Exercise goal:
Return every line of the records below verbatim, with no pictures in the copy.

Exercise materials:
--- begin ---
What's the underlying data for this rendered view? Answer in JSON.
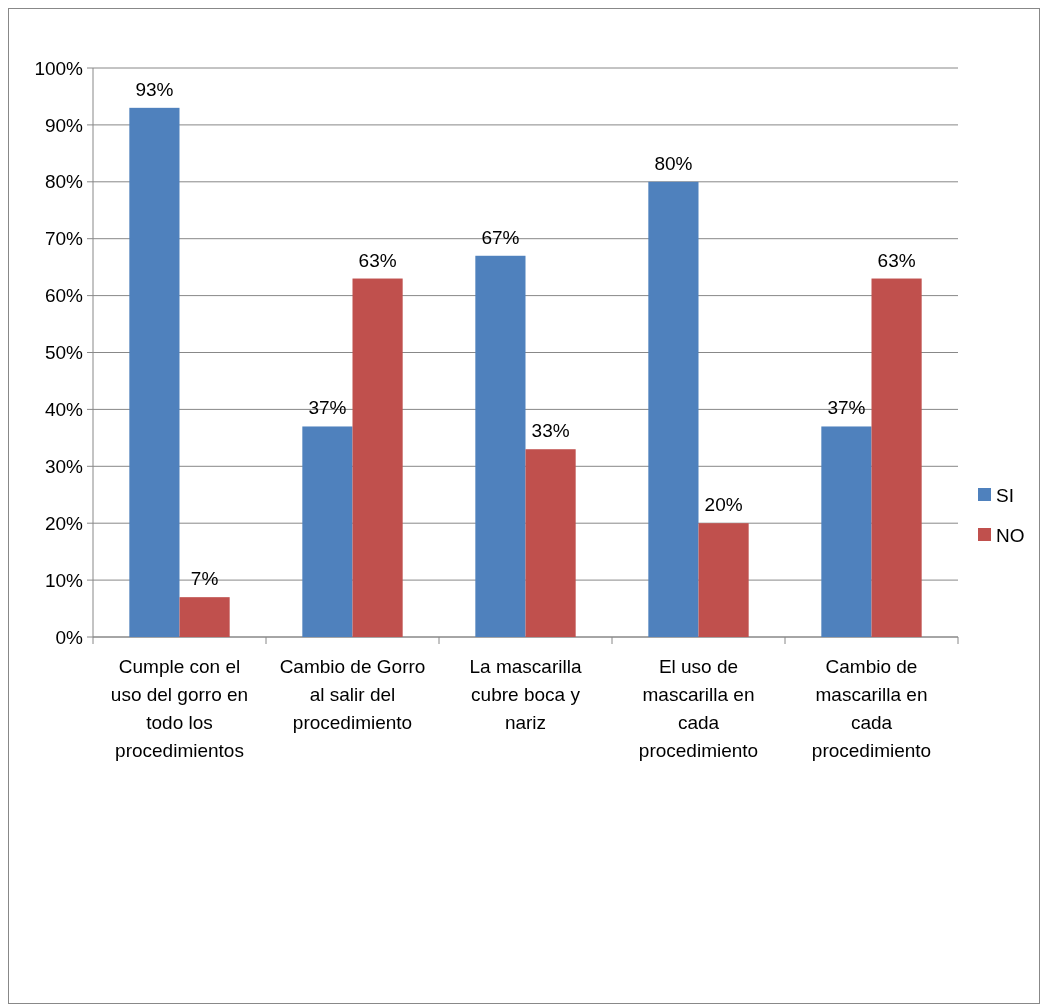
{
  "chart_data": {
    "type": "bar",
    "categories": [
      "Cumple con el uso del gorro en todo los procedimientos",
      "Cambio de Gorro al salir del procedimiento",
      "La mascarilla cubre boca y nariz",
      "El uso de mascarilla en cada procedimiento",
      "Cambio de mascarilla en cada procedimiento"
    ],
    "series": [
      {
        "name": "SI",
        "color": "#4f81bd",
        "values": [
          93,
          37,
          67,
          80,
          37
        ],
        "value_labels": [
          "93%",
          "37%",
          "67%",
          "80%",
          "37%"
        ]
      },
      {
        "name": "NO",
        "color": "#c0504d",
        "values": [
          7,
          63,
          33,
          20,
          63
        ],
        "value_labels": [
          "7%",
          "63%",
          "33%",
          "20%",
          "63%"
        ]
      }
    ],
    "ylim": [
      0,
      100
    ],
    "yticks": [
      {
        "value": 0,
        "label": "0%"
      },
      {
        "value": 10,
        "label": "10%"
      },
      {
        "value": 20,
        "label": "20%"
      },
      {
        "value": 30,
        "label": "30%"
      },
      {
        "value": 40,
        "label": "40%"
      },
      {
        "value": 50,
        "label": "50%"
      },
      {
        "value": 60,
        "label": "60%"
      },
      {
        "value": 70,
        "label": "70%"
      },
      {
        "value": 80,
        "label": "80%"
      },
      {
        "value": 90,
        "label": "90%"
      },
      {
        "value": 100,
        "label": "100%"
      }
    ],
    "grid": "y",
    "legend": "right"
  }
}
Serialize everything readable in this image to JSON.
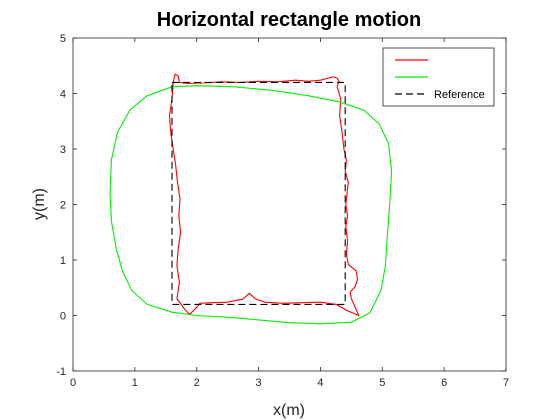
{
  "chart_data": {
    "type": "line",
    "title": "Horizontal rectangle motion",
    "xlabel": "x(m)",
    "ylabel": "y(m)",
    "xlim": [
      0,
      7
    ],
    "ylim": [
      -1,
      5
    ],
    "xticks": [
      "0",
      "1",
      "2",
      "3",
      "4",
      "5",
      "6",
      "7"
    ],
    "yticks": [
      "-1",
      "0",
      "1",
      "2",
      "3",
      "4",
      "5"
    ],
    "grid": false,
    "legend_position": "top-right",
    "series": [
      {
        "name": "",
        "color": "#ff0000",
        "style": "solid",
        "points": [
          [
            1.62,
            4.2
          ],
          [
            1.65,
            4.35
          ],
          [
            1.7,
            4.32
          ],
          [
            1.72,
            4.2
          ],
          [
            1.85,
            4.18
          ],
          [
            2.1,
            4.19
          ],
          [
            2.4,
            4.21
          ],
          [
            2.7,
            4.2
          ],
          [
            3.0,
            4.22
          ],
          [
            3.3,
            4.21
          ],
          [
            3.6,
            4.24
          ],
          [
            3.8,
            4.22
          ],
          [
            4.0,
            4.24
          ],
          [
            4.2,
            4.3
          ],
          [
            4.27,
            4.28
          ],
          [
            4.3,
            4.22
          ],
          [
            4.27,
            4.12
          ],
          [
            4.33,
            3.9
          ],
          [
            4.31,
            3.6
          ],
          [
            4.35,
            3.3
          ],
          [
            4.38,
            3.0
          ],
          [
            4.42,
            2.8
          ],
          [
            4.4,
            2.6
          ],
          [
            4.45,
            2.4
          ],
          [
            4.43,
            2.2
          ],
          [
            4.41,
            2.0
          ],
          [
            4.44,
            1.8
          ],
          [
            4.41,
            1.6
          ],
          [
            4.44,
            1.35
          ],
          [
            4.42,
            1.1
          ],
          [
            4.45,
            0.92
          ],
          [
            4.58,
            0.8
          ],
          [
            4.6,
            0.65
          ],
          [
            4.56,
            0.52
          ],
          [
            4.48,
            0.42
          ],
          [
            4.5,
            0.3
          ],
          [
            4.56,
            0.15
          ],
          [
            4.62,
            0.0
          ],
          [
            4.45,
            0.08
          ],
          [
            4.25,
            0.2
          ],
          [
            4.0,
            0.24
          ],
          [
            3.7,
            0.23
          ],
          [
            3.4,
            0.22
          ],
          [
            3.1,
            0.24
          ],
          [
            2.95,
            0.3
          ],
          [
            2.85,
            0.4
          ],
          [
            2.75,
            0.3
          ],
          [
            2.5,
            0.24
          ],
          [
            2.25,
            0.23
          ],
          [
            2.05,
            0.22
          ],
          [
            2.0,
            0.15
          ],
          [
            1.92,
            0.06
          ],
          [
            1.88,
            0.02
          ],
          [
            1.8,
            0.12
          ],
          [
            1.75,
            0.2
          ],
          [
            1.68,
            0.3
          ],
          [
            1.72,
            0.6
          ],
          [
            1.68,
            0.9
          ],
          [
            1.7,
            1.2
          ],
          [
            1.74,
            1.5
          ],
          [
            1.71,
            1.8
          ],
          [
            1.73,
            2.1
          ],
          [
            1.69,
            2.4
          ],
          [
            1.66,
            2.7
          ],
          [
            1.62,
            3.0
          ],
          [
            1.58,
            3.3
          ],
          [
            1.56,
            3.6
          ],
          [
            1.6,
            3.9
          ],
          [
            1.62,
            4.2
          ]
        ]
      },
      {
        "name": "",
        "color": "#00ee00",
        "style": "solid",
        "points": [
          [
            1.6,
            4.12
          ],
          [
            2.0,
            4.14
          ],
          [
            2.6,
            4.12
          ],
          [
            3.2,
            4.06
          ],
          [
            3.8,
            3.96
          ],
          [
            4.3,
            3.85
          ],
          [
            4.7,
            3.7
          ],
          [
            4.95,
            3.45
          ],
          [
            5.1,
            3.1
          ],
          [
            5.15,
            2.6
          ],
          [
            5.12,
            2.0
          ],
          [
            5.08,
            1.4
          ],
          [
            5.05,
            0.9
          ],
          [
            4.98,
            0.45
          ],
          [
            4.8,
            0.05
          ],
          [
            4.5,
            -0.12
          ],
          [
            4.0,
            -0.15
          ],
          [
            3.5,
            -0.13
          ],
          [
            3.0,
            -0.08
          ],
          [
            2.5,
            -0.03
          ],
          [
            2.0,
            0.0
          ],
          [
            1.6,
            0.06
          ],
          [
            1.2,
            0.2
          ],
          [
            0.95,
            0.45
          ],
          [
            0.8,
            0.8
          ],
          [
            0.7,
            1.2
          ],
          [
            0.62,
            1.7
          ],
          [
            0.6,
            2.2
          ],
          [
            0.62,
            2.8
          ],
          [
            0.72,
            3.3
          ],
          [
            0.92,
            3.7
          ],
          [
            1.2,
            3.96
          ],
          [
            1.6,
            4.12
          ]
        ]
      },
      {
        "name": "Reference",
        "color": "#000000",
        "style": "dashed",
        "points": [
          [
            1.6,
            4.2
          ],
          [
            4.4,
            4.2
          ],
          [
            4.4,
            0.2
          ],
          [
            1.6,
            0.2
          ],
          [
            1.6,
            4.2
          ]
        ]
      }
    ]
  }
}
--- end ---
Response to the task:
What's the underlying data for this rendered view? Answer in JSON.
{
  "chart_data": {
    "type": "bar",
    "categories": [
      "Cumple con el uso del gorro en todo los procedimientos",
      "Cambio de Gorro al salir del procedimiento",
      "La mascarilla cubre boca y nariz",
      "El uso de mascarilla en cada procedimiento",
      "Cambio de mascarilla en cada procedimiento"
    ],
    "series": [
      {
        "name": "SI",
        "color": "#4f81bd",
        "values": [
          93,
          37,
          67,
          80,
          37
        ],
        "value_labels": [
          "93%",
          "37%",
          "67%",
          "80%",
          "37%"
        ]
      },
      {
        "name": "NO",
        "color": "#c0504d",
        "values": [
          7,
          63,
          33,
          20,
          63
        ],
        "value_labels": [
          "7%",
          "63%",
          "33%",
          "20%",
          "63%"
        ]
      }
    ],
    "ylim": [
      0,
      100
    ],
    "yticks": [
      {
        "value": 0,
        "label": "0%"
      },
      {
        "value": 10,
        "label": "10%"
      },
      {
        "value": 20,
        "label": "20%"
      },
      {
        "value": 30,
        "label": "30%"
      },
      {
        "value": 40,
        "label": "40%"
      },
      {
        "value": 50,
        "label": "50%"
      },
      {
        "value": 60,
        "label": "60%"
      },
      {
        "value": 70,
        "label": "70%"
      },
      {
        "value": 80,
        "label": "80%"
      },
      {
        "value": 90,
        "label": "90%"
      },
      {
        "value": 100,
        "label": "100%"
      }
    ],
    "grid": "y",
    "legend": "right"
  }
}
Serialize everything readable in this image to JSON.
{
  "chart_data": {
    "type": "line",
    "title": "Horizontal rectangle motion",
    "xlabel": "x(m)",
    "ylabel": "y(m)",
    "xlim": [
      0,
      7
    ],
    "ylim": [
      -1,
      5
    ],
    "xticks": [
      "0",
      "1",
      "2",
      "3",
      "4",
      "5",
      "6",
      "7"
    ],
    "yticks": [
      "-1",
      "0",
      "1",
      "2",
      "3",
      "4",
      "5"
    ],
    "grid": false,
    "legend_position": "top-right",
    "series": [
      {
        "name": "",
        "color": "#ff0000",
        "style": "solid",
        "points": [
          [
            1.62,
            4.2
          ],
          [
            1.65,
            4.35
          ],
          [
            1.7,
            4.32
          ],
          [
            1.72,
            4.2
          ],
          [
            1.85,
            4.18
          ],
          [
            2.1,
            4.19
          ],
          [
            2.4,
            4.21
          ],
          [
            2.7,
            4.2
          ],
          [
            3.0,
            4.22
          ],
          [
            3.3,
            4.21
          ],
          [
            3.6,
            4.24
          ],
          [
            3.8,
            4.22
          ],
          [
            4.0,
            4.24
          ],
          [
            4.2,
            4.3
          ],
          [
            4.27,
            4.28
          ],
          [
            4.3,
            4.22
          ],
          [
            4.27,
            4.12
          ],
          [
            4.33,
            3.9
          ],
          [
            4.31,
            3.6
          ],
          [
            4.35,
            3.3
          ],
          [
            4.38,
            3.0
          ],
          [
            4.42,
            2.8
          ],
          [
            4.4,
            2.6
          ],
          [
            4.45,
            2.4
          ],
          [
            4.43,
            2.2
          ],
          [
            4.41,
            2.0
          ],
          [
            4.44,
            1.8
          ],
          [
            4.41,
            1.6
          ],
          [
            4.44,
            1.35
          ],
          [
            4.42,
            1.1
          ],
          [
            4.45,
            0.92
          ],
          [
            4.58,
            0.8
          ],
          [
            4.6,
            0.65
          ],
          [
            4.56,
            0.52
          ],
          [
            4.48,
            0.42
          ],
          [
            4.5,
            0.3
          ],
          [
            4.56,
            0.15
          ],
          [
            4.62,
            0.0
          ],
          [
            4.45,
            0.08
          ],
          [
            4.25,
            0.2
          ],
          [
            4.0,
            0.24
          ],
          [
            3.7,
            0.23
          ],
          [
            3.4,
            0.22
          ],
          [
            3.1,
            0.24
          ],
          [
            2.95,
            0.3
          ],
          [
            2.85,
            0.4
          ],
          [
            2.75,
            0.3
          ],
          [
            2.5,
            0.24
          ],
          [
            2.25,
            0.23
          ],
          [
            2.05,
            0.22
          ],
          [
            2.0,
            0.15
          ],
          [
            1.92,
            0.06
          ],
          [
            1.88,
            0.02
          ],
          [
            1.8,
            0.12
          ],
          [
            1.75,
            0.2
          ],
          [
            1.68,
            0.3
          ],
          [
            1.72,
            0.6
          ],
          [
            1.68,
            0.9
          ],
          [
            1.7,
            1.2
          ],
          [
            1.74,
            1.5
          ],
          [
            1.71,
            1.8
          ],
          [
            1.73,
            2.1
          ],
          [
            1.69,
            2.4
          ],
          [
            1.66,
            2.7
          ],
          [
            1.62,
            3.0
          ],
          [
            1.58,
            3.3
          ],
          [
            1.56,
            3.6
          ],
          [
            1.6,
            3.9
          ],
          [
            1.62,
            4.2
          ]
        ]
      },
      {
        "name": "",
        "color": "#00ee00",
        "style": "solid",
        "points": [
          [
            1.6,
            4.12
          ],
          [
            2.0,
            4.14
          ],
          [
            2.6,
            4.12
          ],
          [
            3.2,
            4.06
          ],
          [
            3.8,
            3.96
          ],
          [
            4.3,
            3.85
          ],
          [
            4.7,
            3.7
          ],
          [
            4.95,
            3.45
          ],
          [
            5.1,
            3.1
          ],
          [
            5.15,
            2.6
          ],
          [
            5.12,
            2.0
          ],
          [
            5.08,
            1.4
          ],
          [
            5.05,
            0.9
          ],
          [
            4.98,
            0.45
          ],
          [
            4.8,
            0.05
          ],
          [
            4.5,
            -0.12
          ],
          [
            4.0,
            -0.15
          ],
          [
            3.5,
            -0.13
          ],
          [
            3.0,
            -0.08
          ],
          [
            2.5,
            -0.03
          ],
          [
            2.0,
            0.0
          ],
          [
            1.6,
            0.06
          ],
          [
            1.2,
            0.2
          ],
          [
            0.95,
            0.45
          ],
          [
            0.8,
            0.8
          ],
          [
            0.7,
            1.2
          ],
          [
            0.62,
            1.7
          ],
          [
            0.6,
            2.2
          ],
          [
            0.62,
            2.8
          ],
          [
            0.72,
            3.3
          ],
          [
            0.92,
            3.7
          ],
          [
            1.2,
            3.96
          ],
          [
            1.6,
            4.12
          ]
        ]
      },
      {
        "name": "Reference",
        "color": "#000000",
        "style": "dashed",
        "points": [
          [
            1.6,
            4.2
          ],
          [
            4.4,
            4.2
          ],
          [
            4.4,
            0.2
          ],
          [
            1.6,
            0.2
          ],
          [
            1.6,
            4.2
          ]
        ]
      }
    ]
  }
}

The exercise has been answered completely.